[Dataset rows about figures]

++++++++

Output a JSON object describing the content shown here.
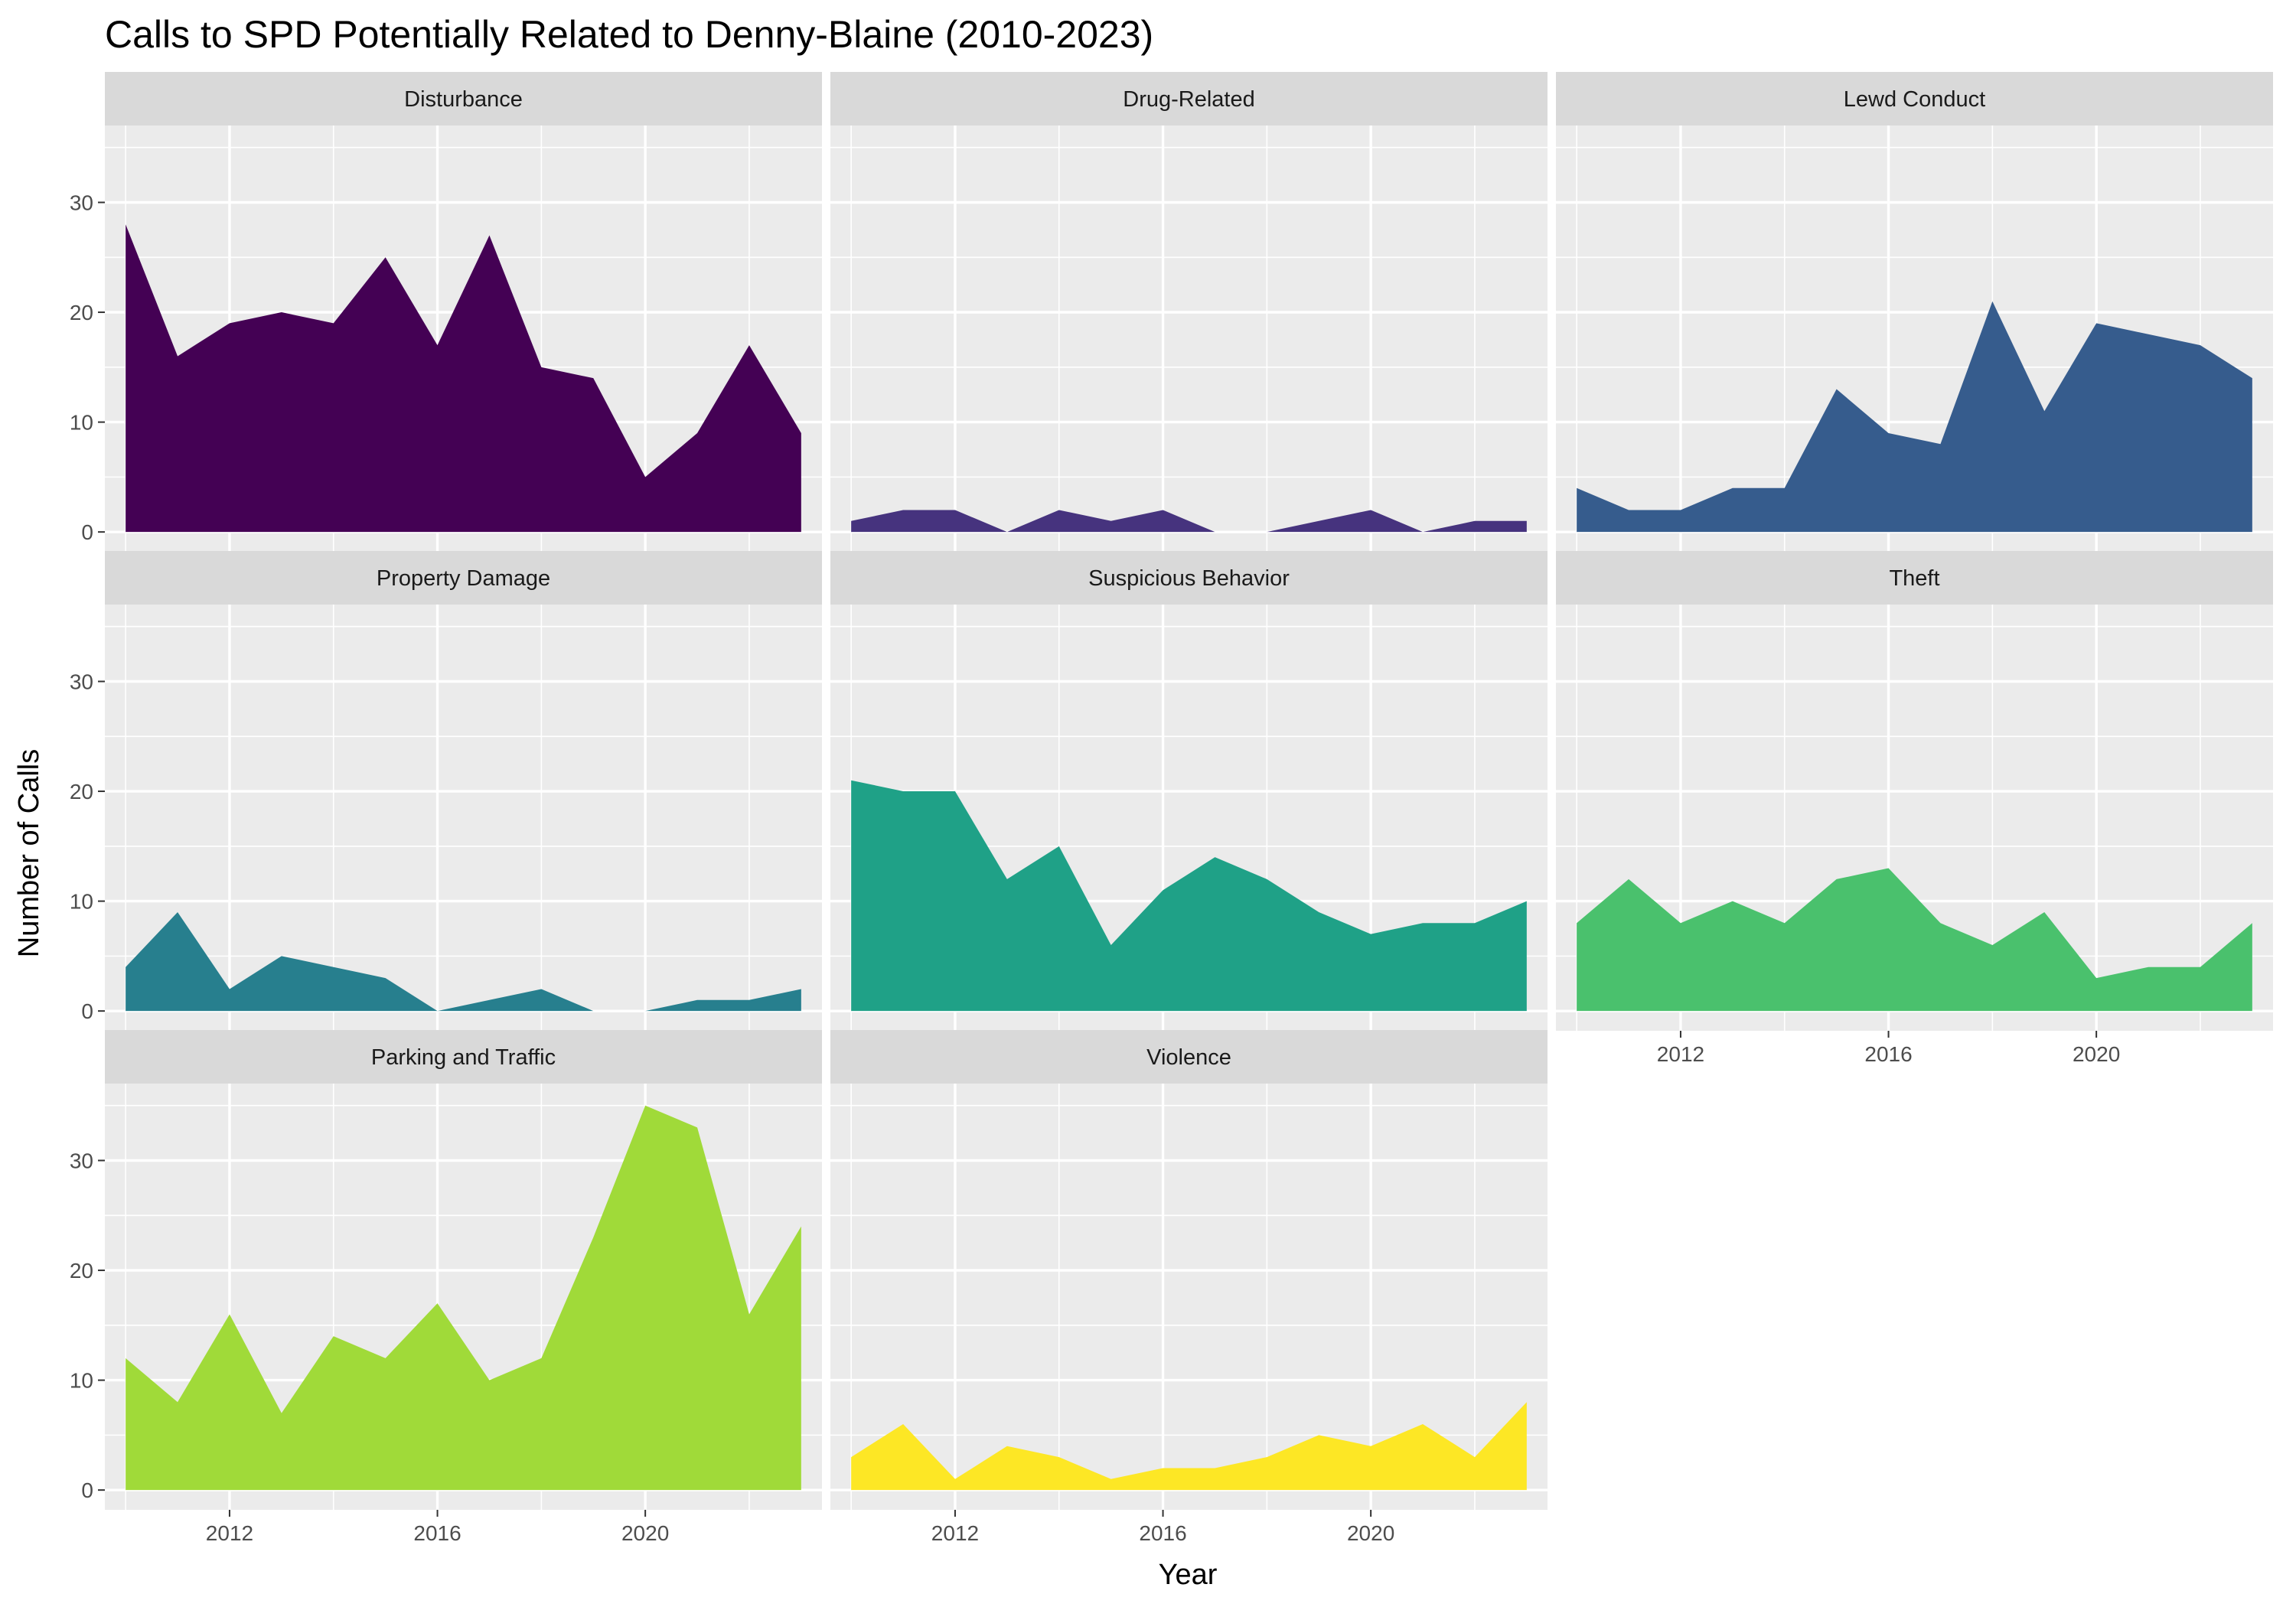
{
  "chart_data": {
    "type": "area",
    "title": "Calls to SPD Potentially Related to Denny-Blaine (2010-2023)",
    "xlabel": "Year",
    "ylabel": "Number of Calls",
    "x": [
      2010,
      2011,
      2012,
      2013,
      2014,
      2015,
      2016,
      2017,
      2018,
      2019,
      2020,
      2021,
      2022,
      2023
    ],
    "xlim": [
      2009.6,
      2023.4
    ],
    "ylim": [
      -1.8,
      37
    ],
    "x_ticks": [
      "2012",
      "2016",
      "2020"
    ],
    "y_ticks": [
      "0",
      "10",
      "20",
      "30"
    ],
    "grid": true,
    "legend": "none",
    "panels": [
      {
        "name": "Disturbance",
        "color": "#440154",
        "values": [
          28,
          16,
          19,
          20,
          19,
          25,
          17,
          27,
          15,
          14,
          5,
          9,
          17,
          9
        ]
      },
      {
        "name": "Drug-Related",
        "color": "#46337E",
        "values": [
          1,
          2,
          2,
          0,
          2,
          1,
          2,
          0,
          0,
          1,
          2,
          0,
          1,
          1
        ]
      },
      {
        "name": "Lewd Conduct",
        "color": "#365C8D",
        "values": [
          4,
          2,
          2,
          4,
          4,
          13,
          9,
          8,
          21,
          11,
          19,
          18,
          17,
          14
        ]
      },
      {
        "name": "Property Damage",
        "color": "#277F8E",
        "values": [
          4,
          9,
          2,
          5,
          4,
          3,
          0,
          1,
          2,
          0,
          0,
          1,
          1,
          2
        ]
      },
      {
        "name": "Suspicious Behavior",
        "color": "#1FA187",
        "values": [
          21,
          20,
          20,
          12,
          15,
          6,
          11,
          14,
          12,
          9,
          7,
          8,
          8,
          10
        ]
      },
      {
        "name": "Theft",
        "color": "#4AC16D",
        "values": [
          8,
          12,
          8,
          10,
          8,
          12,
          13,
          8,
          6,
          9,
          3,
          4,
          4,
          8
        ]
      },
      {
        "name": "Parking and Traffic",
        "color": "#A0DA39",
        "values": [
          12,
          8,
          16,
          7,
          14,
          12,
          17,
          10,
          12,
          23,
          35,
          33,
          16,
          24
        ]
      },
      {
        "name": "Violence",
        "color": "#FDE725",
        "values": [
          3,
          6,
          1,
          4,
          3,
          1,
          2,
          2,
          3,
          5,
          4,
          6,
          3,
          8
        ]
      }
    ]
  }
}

++++++++

- EXERCISE DETAILS: Please write out all of the material above without changing a word, and omit any pictures.

- SOLUTION:
Output a JSON object describing the content shown here.
{
  "chart_data": {
    "type": "area",
    "title": "Calls to SPD Potentially Related to Denny-Blaine (2010-2023)",
    "xlabel": "Year",
    "ylabel": "Number of Calls",
    "x": [
      2010,
      2011,
      2012,
      2013,
      2014,
      2015,
      2016,
      2017,
      2018,
      2019,
      2020,
      2021,
      2022,
      2023
    ],
    "xlim": [
      2009.6,
      2023.4
    ],
    "ylim": [
      -1.8,
      37
    ],
    "x_ticks": [
      "2012",
      "2016",
      "2020"
    ],
    "y_ticks": [
      "0",
      "10",
      "20",
      "30"
    ],
    "grid": true,
    "legend": "none",
    "panels": [
      {
        "name": "Disturbance",
        "color": "#440154",
        "values": [
          28,
          16,
          19,
          20,
          19,
          25,
          17,
          27,
          15,
          14,
          5,
          9,
          17,
          9
        ]
      },
      {
        "name": "Drug-Related",
        "color": "#46337E",
        "values": [
          1,
          2,
          2,
          0,
          2,
          1,
          2,
          0,
          0,
          1,
          2,
          0,
          1,
          1
        ]
      },
      {
        "name": "Lewd Conduct",
        "color": "#365C8D",
        "values": [
          4,
          2,
          2,
          4,
          4,
          13,
          9,
          8,
          21,
          11,
          19,
          18,
          17,
          14
        ]
      },
      {
        "name": "Property Damage",
        "color": "#277F8E",
        "values": [
          4,
          9,
          2,
          5,
          4,
          3,
          0,
          1,
          2,
          0,
          0,
          1,
          1,
          2
        ]
      },
      {
        "name": "Suspicious Behavior",
        "color": "#1FA187",
        "values": [
          21,
          20,
          20,
          12,
          15,
          6,
          11,
          14,
          12,
          9,
          7,
          8,
          8,
          10
        ]
      },
      {
        "name": "Theft",
        "color": "#4AC16D",
        "values": [
          8,
          12,
          8,
          10,
          8,
          12,
          13,
          8,
          6,
          9,
          3,
          4,
          4,
          8
        ]
      },
      {
        "name": "Parking and Traffic",
        "color": "#A0DA39",
        "values": [
          12,
          8,
          16,
          7,
          14,
          12,
          17,
          10,
          12,
          23,
          35,
          33,
          16,
          24
        ]
      },
      {
        "name": "Violence",
        "color": "#FDE725",
        "values": [
          3,
          6,
          1,
          4,
          3,
          1,
          2,
          2,
          3,
          5,
          4,
          6,
          3,
          8
        ]
      }
    ]
  }
}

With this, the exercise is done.